▶ [DATASET]:
>>>

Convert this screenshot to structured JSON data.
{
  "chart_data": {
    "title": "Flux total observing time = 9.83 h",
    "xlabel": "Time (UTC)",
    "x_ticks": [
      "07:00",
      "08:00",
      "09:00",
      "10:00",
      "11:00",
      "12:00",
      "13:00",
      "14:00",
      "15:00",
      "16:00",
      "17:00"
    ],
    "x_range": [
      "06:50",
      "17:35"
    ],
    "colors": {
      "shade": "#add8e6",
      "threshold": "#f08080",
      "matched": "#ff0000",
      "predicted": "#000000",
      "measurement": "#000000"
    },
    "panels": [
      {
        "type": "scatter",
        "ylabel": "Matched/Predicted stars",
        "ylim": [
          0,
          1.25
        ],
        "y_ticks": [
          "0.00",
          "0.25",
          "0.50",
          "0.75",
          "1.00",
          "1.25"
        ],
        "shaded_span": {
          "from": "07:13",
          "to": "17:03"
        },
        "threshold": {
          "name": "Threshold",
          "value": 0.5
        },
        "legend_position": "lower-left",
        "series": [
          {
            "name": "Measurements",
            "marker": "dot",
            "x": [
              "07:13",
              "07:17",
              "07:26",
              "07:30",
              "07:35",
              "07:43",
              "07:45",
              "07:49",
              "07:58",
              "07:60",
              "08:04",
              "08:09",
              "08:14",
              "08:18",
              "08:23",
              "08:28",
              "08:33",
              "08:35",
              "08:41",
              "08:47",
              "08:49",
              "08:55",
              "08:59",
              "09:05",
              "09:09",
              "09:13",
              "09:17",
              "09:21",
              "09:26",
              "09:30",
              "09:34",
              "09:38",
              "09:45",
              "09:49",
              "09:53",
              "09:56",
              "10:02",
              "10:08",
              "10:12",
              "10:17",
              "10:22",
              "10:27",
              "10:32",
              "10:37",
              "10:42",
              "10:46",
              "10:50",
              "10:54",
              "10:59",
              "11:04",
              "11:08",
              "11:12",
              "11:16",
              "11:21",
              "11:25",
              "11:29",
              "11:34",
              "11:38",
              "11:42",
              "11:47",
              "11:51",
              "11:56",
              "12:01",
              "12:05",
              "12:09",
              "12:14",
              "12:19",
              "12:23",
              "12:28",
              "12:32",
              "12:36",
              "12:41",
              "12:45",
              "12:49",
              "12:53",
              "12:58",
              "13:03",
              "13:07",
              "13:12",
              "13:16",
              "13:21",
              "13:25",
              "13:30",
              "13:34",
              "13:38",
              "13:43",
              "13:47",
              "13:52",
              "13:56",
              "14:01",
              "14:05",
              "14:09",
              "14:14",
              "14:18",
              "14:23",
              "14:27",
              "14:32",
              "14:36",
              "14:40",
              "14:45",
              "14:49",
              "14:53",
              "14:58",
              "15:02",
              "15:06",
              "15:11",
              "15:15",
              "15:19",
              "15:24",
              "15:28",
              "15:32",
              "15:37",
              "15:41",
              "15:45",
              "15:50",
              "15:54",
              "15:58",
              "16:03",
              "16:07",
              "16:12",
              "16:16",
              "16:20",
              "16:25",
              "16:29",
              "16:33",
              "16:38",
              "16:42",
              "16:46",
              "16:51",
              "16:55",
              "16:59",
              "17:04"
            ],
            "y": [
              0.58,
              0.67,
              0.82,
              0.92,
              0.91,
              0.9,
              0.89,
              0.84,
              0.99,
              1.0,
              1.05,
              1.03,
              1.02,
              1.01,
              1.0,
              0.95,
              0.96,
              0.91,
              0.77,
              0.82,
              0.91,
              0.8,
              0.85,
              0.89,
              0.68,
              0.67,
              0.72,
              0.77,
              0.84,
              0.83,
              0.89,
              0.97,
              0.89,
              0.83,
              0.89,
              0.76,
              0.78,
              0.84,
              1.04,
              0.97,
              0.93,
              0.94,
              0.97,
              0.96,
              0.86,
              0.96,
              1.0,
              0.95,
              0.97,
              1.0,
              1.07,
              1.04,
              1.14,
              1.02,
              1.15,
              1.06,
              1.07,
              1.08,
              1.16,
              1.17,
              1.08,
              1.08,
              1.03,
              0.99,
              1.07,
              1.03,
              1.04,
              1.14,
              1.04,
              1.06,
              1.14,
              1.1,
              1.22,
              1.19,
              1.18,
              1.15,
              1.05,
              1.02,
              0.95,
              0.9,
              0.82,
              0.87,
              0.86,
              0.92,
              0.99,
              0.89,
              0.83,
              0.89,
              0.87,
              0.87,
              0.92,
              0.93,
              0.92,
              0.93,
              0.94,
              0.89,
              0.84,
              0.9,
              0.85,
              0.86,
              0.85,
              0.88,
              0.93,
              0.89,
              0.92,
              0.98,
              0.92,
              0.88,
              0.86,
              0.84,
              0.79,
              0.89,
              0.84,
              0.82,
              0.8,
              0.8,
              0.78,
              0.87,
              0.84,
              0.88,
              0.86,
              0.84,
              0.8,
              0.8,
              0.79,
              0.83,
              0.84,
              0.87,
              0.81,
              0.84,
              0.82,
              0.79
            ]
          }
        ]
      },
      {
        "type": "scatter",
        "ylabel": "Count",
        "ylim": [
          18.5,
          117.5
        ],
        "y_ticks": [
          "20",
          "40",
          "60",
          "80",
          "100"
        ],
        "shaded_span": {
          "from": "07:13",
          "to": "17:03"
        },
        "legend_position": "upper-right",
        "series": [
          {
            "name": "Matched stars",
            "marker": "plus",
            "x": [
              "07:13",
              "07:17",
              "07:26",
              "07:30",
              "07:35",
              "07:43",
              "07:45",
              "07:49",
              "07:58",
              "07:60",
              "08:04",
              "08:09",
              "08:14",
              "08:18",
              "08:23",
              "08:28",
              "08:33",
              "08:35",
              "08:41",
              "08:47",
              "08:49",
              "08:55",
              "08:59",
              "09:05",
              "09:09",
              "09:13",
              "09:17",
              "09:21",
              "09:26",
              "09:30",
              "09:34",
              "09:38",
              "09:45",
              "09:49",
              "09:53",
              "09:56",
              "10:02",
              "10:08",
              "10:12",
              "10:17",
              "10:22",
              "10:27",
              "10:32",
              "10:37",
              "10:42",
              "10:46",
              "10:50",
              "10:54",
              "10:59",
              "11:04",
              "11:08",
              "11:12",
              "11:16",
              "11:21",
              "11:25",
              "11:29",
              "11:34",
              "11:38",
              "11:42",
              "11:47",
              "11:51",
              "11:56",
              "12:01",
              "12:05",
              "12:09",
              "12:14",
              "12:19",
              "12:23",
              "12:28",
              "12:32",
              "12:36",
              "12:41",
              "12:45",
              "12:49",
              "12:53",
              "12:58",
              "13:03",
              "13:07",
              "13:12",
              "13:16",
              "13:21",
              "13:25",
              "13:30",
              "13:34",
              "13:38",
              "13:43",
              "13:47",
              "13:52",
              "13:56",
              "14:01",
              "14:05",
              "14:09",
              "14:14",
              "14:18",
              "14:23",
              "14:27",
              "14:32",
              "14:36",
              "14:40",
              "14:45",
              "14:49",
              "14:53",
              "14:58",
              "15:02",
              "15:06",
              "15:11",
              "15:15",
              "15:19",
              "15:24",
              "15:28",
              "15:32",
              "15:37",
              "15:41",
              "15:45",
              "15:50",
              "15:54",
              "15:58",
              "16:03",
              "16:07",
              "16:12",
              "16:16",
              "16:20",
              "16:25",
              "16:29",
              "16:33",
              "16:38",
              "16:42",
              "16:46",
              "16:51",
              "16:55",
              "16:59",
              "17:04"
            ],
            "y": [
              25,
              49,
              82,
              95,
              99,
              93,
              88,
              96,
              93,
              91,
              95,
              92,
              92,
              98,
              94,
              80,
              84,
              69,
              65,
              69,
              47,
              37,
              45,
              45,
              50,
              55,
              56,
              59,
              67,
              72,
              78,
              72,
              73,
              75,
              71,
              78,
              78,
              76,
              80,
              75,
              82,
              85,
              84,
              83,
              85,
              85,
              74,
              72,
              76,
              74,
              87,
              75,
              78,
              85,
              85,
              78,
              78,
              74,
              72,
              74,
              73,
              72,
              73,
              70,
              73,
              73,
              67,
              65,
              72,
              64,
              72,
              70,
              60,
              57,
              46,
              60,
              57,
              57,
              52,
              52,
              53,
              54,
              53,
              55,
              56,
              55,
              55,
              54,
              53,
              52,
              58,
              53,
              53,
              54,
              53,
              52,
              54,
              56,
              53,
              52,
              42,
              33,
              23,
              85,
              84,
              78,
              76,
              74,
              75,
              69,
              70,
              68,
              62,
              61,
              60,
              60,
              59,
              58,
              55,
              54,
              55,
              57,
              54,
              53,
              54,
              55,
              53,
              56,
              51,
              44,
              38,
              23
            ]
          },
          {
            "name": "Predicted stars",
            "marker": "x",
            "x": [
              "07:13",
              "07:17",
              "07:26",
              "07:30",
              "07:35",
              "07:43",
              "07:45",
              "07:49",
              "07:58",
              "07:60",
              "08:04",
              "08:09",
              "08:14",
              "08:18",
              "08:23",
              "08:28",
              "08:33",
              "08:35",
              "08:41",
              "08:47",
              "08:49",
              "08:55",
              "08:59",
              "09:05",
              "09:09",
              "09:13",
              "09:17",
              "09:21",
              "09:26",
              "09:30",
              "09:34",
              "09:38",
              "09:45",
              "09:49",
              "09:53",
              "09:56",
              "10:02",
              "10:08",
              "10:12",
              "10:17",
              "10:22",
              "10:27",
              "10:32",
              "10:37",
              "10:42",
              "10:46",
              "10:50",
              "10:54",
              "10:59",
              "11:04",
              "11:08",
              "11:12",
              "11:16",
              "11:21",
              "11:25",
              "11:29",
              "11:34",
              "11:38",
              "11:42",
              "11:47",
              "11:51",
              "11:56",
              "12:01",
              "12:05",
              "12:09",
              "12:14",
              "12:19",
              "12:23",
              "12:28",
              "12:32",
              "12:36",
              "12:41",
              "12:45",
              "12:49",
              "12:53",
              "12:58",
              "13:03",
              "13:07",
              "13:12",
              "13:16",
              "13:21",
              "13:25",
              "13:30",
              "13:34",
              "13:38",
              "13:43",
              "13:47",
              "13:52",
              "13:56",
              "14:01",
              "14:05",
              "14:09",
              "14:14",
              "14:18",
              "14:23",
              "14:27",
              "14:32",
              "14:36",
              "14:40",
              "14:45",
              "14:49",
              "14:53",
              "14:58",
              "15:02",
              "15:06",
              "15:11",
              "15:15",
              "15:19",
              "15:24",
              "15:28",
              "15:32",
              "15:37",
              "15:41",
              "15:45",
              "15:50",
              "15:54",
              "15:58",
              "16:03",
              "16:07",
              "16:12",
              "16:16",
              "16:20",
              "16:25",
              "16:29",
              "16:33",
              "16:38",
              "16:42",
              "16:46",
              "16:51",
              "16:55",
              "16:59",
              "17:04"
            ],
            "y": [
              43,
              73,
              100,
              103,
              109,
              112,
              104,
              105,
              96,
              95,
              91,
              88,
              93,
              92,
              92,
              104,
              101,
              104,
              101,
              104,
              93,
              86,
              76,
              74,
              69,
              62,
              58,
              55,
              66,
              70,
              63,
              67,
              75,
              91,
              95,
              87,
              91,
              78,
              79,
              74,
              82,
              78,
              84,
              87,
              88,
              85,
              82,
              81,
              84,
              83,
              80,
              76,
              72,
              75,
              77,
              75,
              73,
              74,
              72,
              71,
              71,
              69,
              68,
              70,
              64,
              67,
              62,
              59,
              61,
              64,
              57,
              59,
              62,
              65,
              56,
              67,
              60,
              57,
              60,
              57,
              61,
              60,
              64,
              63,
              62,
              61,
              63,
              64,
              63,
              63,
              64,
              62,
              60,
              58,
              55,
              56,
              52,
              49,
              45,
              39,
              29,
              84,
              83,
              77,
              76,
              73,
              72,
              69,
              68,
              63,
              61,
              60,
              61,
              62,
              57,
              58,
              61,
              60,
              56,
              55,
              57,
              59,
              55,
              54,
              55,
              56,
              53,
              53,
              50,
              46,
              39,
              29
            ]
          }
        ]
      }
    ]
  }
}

<<<

Of the lines in the listing above, how many hold the string "stars"? Reply with the number only.

▶ [FULL SOLUTION]: 3